WORK TO DO: Scan the material that follows. Copy every line containing the word "this".

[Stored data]

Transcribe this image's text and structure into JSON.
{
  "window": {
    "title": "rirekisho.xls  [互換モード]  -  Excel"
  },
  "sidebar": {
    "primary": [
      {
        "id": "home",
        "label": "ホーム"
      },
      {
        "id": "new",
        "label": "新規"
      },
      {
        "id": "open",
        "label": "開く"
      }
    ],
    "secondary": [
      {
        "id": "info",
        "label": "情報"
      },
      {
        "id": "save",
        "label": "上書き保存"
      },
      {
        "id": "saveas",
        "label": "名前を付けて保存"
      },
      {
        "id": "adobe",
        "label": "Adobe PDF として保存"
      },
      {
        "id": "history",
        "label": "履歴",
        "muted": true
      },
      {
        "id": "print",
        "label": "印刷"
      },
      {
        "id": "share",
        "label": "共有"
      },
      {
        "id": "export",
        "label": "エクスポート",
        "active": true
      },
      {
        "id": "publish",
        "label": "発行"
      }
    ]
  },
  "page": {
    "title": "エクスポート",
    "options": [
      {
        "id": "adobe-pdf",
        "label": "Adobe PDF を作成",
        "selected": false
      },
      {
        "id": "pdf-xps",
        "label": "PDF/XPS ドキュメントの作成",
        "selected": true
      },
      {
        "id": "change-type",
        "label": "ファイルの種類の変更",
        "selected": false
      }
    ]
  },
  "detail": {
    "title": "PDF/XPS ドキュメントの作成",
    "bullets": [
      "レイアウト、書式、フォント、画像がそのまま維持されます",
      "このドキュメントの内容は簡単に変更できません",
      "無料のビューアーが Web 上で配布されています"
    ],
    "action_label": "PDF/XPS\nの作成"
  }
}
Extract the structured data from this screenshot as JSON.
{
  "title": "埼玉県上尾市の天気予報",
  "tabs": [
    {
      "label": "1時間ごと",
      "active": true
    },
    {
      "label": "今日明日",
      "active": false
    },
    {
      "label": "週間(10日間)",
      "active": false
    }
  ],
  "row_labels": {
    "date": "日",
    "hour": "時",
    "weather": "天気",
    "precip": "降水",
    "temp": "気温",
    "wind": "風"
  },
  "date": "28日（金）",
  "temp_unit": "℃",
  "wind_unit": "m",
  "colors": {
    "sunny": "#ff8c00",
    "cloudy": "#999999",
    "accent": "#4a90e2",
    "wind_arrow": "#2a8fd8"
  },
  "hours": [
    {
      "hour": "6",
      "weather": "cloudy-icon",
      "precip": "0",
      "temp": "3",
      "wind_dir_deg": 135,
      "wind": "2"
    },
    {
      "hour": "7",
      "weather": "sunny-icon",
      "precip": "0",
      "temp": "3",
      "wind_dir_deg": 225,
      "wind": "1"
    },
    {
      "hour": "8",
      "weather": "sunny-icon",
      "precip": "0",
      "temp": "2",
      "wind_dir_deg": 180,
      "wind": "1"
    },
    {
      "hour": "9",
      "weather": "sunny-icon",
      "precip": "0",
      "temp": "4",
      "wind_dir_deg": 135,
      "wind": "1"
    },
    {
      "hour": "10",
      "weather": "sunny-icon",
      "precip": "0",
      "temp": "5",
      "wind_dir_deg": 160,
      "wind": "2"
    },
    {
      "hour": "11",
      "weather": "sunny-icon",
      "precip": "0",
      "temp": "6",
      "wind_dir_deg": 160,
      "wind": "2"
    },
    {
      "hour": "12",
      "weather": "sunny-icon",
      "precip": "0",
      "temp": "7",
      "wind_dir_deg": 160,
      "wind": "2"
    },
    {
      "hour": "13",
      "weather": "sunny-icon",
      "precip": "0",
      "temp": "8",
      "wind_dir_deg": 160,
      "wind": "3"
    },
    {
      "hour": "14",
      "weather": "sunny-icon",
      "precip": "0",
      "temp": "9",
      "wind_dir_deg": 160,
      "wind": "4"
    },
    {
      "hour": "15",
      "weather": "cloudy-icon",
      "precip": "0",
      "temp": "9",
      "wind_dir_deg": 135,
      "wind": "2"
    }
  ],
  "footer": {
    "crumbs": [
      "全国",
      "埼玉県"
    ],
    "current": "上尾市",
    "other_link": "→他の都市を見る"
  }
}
---
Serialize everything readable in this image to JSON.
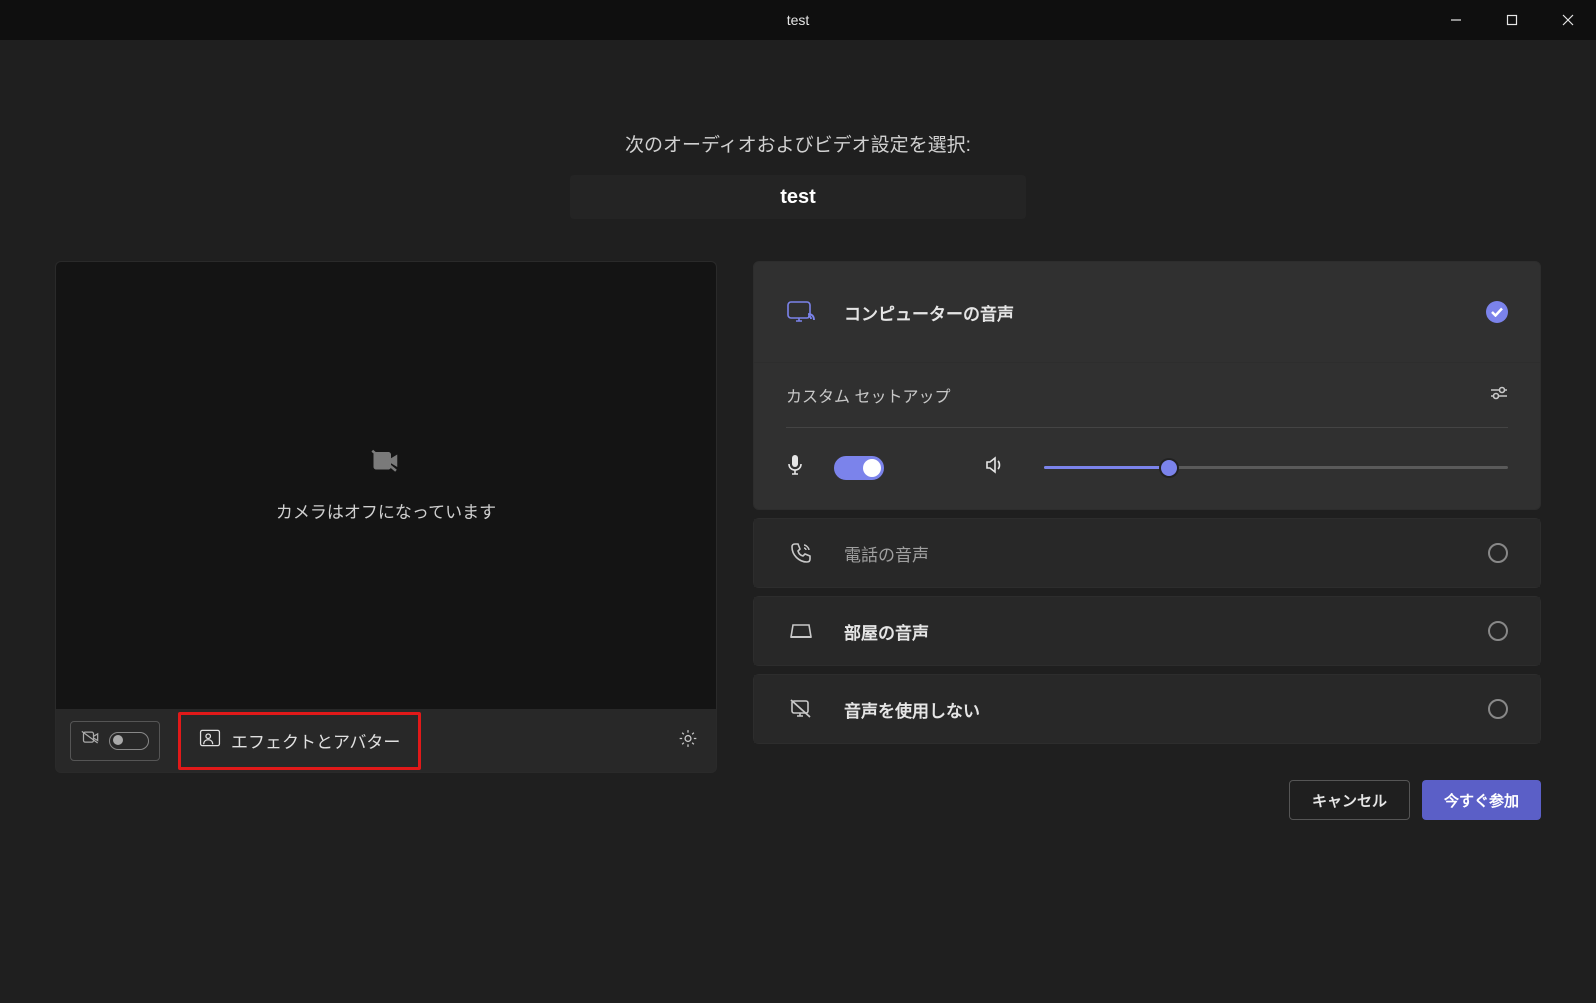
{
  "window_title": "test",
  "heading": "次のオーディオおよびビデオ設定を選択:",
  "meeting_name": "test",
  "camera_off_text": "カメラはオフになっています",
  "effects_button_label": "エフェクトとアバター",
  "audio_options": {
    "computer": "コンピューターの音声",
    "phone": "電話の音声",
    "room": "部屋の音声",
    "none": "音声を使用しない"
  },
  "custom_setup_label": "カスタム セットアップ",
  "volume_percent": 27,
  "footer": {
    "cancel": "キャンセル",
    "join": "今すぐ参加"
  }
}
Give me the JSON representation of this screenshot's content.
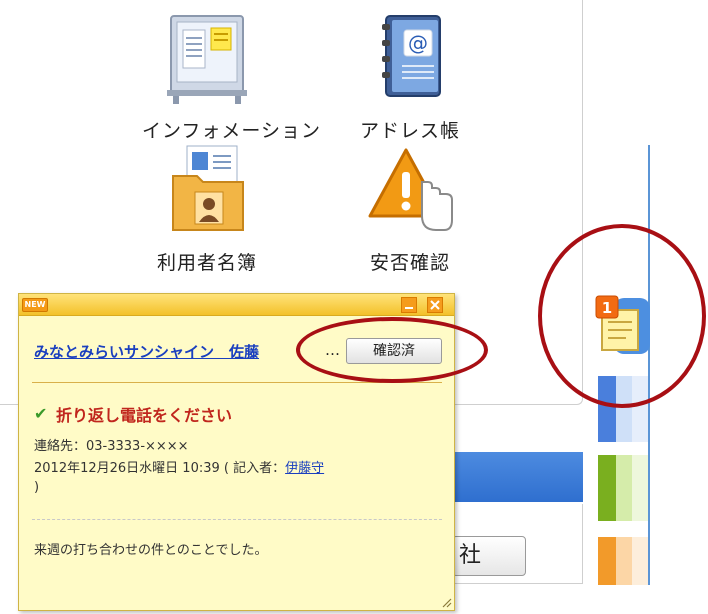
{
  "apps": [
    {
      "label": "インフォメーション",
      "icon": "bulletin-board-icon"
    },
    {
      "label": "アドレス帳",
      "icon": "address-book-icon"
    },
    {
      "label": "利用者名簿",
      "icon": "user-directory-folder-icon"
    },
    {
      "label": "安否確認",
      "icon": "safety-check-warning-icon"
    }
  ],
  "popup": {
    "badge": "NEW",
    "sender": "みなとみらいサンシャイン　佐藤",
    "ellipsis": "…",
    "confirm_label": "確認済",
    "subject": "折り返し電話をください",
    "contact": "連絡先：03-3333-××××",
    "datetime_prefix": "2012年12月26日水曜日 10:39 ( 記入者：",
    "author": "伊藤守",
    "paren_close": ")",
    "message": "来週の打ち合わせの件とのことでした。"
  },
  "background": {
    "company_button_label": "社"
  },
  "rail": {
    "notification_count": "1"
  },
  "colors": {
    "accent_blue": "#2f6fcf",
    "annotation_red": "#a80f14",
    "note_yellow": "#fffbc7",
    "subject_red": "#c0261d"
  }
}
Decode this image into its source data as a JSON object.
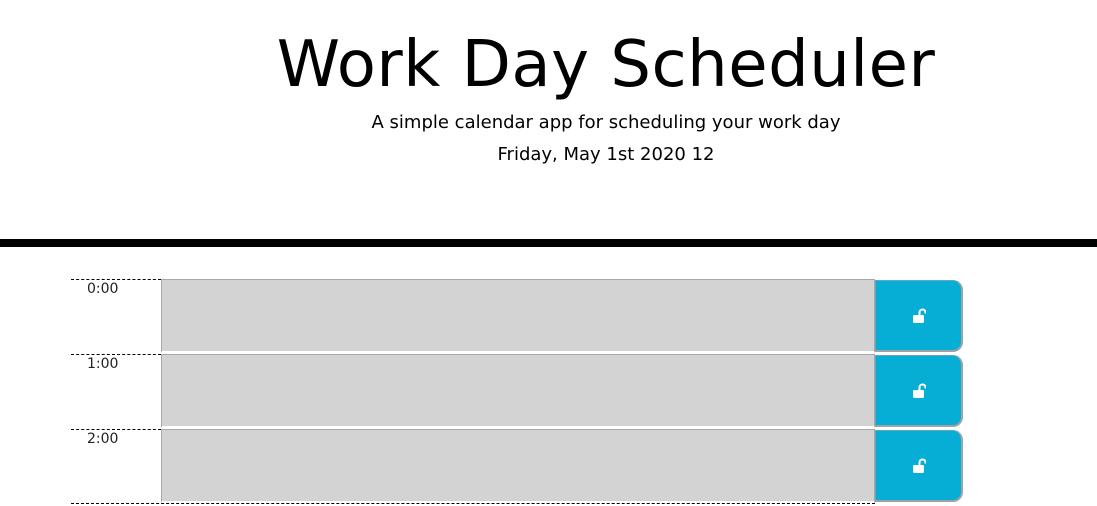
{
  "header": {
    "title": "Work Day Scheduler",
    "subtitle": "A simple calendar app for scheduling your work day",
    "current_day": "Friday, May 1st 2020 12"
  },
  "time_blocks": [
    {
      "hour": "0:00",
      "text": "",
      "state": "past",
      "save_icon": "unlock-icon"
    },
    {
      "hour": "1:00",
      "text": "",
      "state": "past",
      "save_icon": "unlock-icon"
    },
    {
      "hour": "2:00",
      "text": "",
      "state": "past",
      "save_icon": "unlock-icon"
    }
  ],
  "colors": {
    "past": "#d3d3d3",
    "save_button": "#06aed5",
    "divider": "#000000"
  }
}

RESPONSE BELOW:
Transcribe this image's text and structure into JSON.
Extract the structured data from this screenshot as JSON.
Serialize everything readable in this image to JSON.
Give me the JSON representation of this screenshot's content.
Decode this image into its source data as a JSON object.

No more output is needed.